_WHAT THE TASK ASKS:_
Rewrite the lines from the first one through the line that contains "wind-arrow-head <box>859 362 864 366</box>", putting "colorbar-band" wherever "colorbar-segment" appears and keeping everything else the same.

Stored entries
^^^^
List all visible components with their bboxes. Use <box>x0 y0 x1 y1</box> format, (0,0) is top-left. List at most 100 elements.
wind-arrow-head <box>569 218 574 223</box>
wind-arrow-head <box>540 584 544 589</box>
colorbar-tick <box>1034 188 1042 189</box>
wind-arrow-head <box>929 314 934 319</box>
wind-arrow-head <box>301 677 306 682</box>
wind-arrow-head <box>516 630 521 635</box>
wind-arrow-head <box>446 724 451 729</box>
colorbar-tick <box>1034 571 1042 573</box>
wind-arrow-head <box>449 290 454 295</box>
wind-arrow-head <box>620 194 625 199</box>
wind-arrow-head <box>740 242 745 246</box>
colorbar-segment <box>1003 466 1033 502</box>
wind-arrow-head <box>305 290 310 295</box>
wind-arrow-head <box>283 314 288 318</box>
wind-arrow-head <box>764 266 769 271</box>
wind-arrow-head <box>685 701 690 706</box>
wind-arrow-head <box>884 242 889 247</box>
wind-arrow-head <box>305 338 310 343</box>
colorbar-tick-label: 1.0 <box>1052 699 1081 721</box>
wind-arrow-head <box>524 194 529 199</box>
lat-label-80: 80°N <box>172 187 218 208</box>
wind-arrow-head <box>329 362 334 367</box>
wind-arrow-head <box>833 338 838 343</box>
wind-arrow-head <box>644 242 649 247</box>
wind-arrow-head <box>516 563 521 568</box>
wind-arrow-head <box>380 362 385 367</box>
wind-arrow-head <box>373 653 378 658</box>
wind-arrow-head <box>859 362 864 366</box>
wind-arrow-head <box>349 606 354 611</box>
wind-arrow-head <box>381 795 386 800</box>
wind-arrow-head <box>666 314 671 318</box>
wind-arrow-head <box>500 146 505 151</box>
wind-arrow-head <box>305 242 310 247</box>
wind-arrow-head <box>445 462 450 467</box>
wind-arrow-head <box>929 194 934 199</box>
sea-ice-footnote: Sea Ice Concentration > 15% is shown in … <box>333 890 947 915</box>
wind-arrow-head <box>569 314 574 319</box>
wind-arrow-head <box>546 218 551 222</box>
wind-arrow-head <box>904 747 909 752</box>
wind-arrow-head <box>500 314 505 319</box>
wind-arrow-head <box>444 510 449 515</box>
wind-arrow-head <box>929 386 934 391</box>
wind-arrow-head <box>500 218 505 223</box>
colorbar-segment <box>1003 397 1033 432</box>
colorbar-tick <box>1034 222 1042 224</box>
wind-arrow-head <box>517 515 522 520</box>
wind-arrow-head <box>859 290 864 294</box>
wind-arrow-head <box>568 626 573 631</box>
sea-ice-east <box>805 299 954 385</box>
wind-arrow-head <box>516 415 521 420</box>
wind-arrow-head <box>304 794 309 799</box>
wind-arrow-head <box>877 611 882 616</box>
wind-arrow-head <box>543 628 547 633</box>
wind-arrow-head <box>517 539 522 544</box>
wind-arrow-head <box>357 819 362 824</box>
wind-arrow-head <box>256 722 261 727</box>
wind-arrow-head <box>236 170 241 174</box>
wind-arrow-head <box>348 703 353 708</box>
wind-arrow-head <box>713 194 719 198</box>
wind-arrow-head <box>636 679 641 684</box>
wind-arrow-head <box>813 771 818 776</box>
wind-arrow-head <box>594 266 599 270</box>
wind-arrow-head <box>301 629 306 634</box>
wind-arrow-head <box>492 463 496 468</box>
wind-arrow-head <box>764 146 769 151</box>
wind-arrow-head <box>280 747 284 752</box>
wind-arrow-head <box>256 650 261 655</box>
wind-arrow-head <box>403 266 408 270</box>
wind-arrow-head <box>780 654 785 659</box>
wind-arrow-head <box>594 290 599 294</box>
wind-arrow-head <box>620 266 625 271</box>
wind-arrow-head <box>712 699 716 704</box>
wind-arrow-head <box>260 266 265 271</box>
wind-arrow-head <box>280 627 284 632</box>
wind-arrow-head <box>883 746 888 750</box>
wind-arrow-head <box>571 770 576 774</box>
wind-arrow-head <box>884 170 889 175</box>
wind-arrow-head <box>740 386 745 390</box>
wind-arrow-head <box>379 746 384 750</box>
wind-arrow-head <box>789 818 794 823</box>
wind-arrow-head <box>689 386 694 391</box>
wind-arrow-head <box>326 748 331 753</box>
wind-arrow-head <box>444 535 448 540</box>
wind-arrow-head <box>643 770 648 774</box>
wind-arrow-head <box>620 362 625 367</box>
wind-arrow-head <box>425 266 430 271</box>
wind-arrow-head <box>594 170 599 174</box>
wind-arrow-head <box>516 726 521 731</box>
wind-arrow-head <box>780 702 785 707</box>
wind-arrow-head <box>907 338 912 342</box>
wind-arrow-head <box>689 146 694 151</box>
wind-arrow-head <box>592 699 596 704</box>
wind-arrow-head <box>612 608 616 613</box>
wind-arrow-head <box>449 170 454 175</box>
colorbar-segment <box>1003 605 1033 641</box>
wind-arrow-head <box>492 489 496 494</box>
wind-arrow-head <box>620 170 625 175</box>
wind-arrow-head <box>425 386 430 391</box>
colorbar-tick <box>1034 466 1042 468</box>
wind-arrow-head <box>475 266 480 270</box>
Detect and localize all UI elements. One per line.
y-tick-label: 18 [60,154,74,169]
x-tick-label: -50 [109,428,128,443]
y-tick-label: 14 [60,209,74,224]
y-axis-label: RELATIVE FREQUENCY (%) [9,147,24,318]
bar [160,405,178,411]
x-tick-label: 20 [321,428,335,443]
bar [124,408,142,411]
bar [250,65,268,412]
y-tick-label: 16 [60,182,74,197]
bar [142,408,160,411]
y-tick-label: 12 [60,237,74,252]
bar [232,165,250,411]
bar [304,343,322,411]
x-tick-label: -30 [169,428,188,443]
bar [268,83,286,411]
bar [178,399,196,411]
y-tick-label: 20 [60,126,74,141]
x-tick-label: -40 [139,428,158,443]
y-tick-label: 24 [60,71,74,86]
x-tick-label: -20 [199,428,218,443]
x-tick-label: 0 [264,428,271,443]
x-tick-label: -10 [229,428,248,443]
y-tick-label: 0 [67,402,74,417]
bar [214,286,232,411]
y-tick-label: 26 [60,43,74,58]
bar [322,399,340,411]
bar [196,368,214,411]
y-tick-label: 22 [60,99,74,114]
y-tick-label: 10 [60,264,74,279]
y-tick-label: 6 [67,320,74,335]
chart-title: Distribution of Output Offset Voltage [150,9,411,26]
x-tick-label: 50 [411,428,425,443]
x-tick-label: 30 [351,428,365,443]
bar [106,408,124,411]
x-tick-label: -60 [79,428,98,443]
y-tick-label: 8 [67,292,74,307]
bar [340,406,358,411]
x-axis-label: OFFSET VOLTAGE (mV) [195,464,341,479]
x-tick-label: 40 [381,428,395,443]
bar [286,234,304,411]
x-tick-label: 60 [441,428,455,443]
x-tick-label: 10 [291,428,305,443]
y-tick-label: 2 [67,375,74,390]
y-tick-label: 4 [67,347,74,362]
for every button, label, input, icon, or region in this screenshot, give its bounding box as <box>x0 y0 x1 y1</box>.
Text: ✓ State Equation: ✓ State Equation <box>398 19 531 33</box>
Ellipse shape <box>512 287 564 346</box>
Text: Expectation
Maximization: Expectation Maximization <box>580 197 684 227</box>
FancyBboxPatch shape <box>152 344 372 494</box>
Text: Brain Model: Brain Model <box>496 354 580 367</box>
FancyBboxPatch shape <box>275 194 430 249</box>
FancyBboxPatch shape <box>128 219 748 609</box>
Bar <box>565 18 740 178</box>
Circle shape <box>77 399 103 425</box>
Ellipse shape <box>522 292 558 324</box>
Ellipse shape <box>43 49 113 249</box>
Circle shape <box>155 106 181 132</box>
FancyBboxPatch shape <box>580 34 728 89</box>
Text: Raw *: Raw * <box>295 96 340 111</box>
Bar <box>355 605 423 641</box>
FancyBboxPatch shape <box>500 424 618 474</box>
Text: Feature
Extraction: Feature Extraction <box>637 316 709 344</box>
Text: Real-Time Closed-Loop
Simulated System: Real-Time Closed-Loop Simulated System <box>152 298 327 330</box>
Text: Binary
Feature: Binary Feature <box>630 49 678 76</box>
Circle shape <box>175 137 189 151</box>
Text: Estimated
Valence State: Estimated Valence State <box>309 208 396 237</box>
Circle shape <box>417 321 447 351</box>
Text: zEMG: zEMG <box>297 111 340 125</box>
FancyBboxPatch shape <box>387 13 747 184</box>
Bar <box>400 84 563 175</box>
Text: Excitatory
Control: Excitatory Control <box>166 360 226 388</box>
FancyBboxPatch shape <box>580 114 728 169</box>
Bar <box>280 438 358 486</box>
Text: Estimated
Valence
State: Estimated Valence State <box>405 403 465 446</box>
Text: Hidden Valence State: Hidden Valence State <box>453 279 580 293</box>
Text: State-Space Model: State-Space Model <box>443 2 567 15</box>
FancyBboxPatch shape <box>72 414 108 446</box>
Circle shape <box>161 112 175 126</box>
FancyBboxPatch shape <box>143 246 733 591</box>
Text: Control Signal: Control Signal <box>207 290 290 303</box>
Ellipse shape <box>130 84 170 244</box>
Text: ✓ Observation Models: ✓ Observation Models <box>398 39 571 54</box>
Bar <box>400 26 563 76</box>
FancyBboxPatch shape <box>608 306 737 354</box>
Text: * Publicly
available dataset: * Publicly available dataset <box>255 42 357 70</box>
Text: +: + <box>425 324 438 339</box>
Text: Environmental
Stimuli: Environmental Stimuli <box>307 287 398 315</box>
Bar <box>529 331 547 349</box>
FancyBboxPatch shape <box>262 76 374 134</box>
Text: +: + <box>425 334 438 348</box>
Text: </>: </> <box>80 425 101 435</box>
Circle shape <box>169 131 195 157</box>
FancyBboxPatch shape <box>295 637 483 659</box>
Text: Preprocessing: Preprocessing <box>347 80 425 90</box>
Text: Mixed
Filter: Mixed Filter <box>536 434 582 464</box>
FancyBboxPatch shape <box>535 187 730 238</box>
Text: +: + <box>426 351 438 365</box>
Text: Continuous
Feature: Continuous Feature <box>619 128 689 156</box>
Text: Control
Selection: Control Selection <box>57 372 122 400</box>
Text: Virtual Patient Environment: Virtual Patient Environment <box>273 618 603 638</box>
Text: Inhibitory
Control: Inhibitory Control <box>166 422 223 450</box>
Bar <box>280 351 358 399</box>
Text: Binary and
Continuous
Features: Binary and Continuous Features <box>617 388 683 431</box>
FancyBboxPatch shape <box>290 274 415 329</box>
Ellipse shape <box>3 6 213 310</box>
^^^^
_RIGHT ANSWER:_
List all visible components with their bboxes. Use <box>x0 y0 x1 y1</box> format, (0,0) is top-left. List at most 100 elements.
wind-arrow-head <box>569 218 574 223</box>
wind-arrow-head <box>540 584 544 589</box>
colorbar-tick <box>1034 188 1042 189</box>
wind-arrow-head <box>929 314 934 319</box>
wind-arrow-head <box>301 677 306 682</box>
wind-arrow-head <box>516 630 521 635</box>
wind-arrow-head <box>446 724 451 729</box>
colorbar-tick <box>1034 571 1042 573</box>
wind-arrow-head <box>449 290 454 295</box>
wind-arrow-head <box>620 194 625 199</box>
wind-arrow-head <box>740 242 745 246</box>
colorbar-band <box>1003 466 1033 502</box>
wind-arrow-head <box>305 290 310 295</box>
wind-arrow-head <box>283 314 288 318</box>
wind-arrow-head <box>764 266 769 271</box>
wind-arrow-head <box>685 701 690 706</box>
wind-arrow-head <box>884 242 889 247</box>
wind-arrow-head <box>305 338 310 343</box>
colorbar-tick-label: 1.0 <box>1052 699 1081 721</box>
wind-arrow-head <box>524 194 529 199</box>
lat-label-80: 80°N <box>172 187 218 208</box>
wind-arrow-head <box>329 362 334 367</box>
wind-arrow-head <box>833 338 838 343</box>
wind-arrow-head <box>644 242 649 247</box>
wind-arrow-head <box>516 563 521 568</box>
wind-arrow-head <box>380 362 385 367</box>
wind-arrow-head <box>373 653 378 658</box>
wind-arrow-head <box>859 362 864 366</box>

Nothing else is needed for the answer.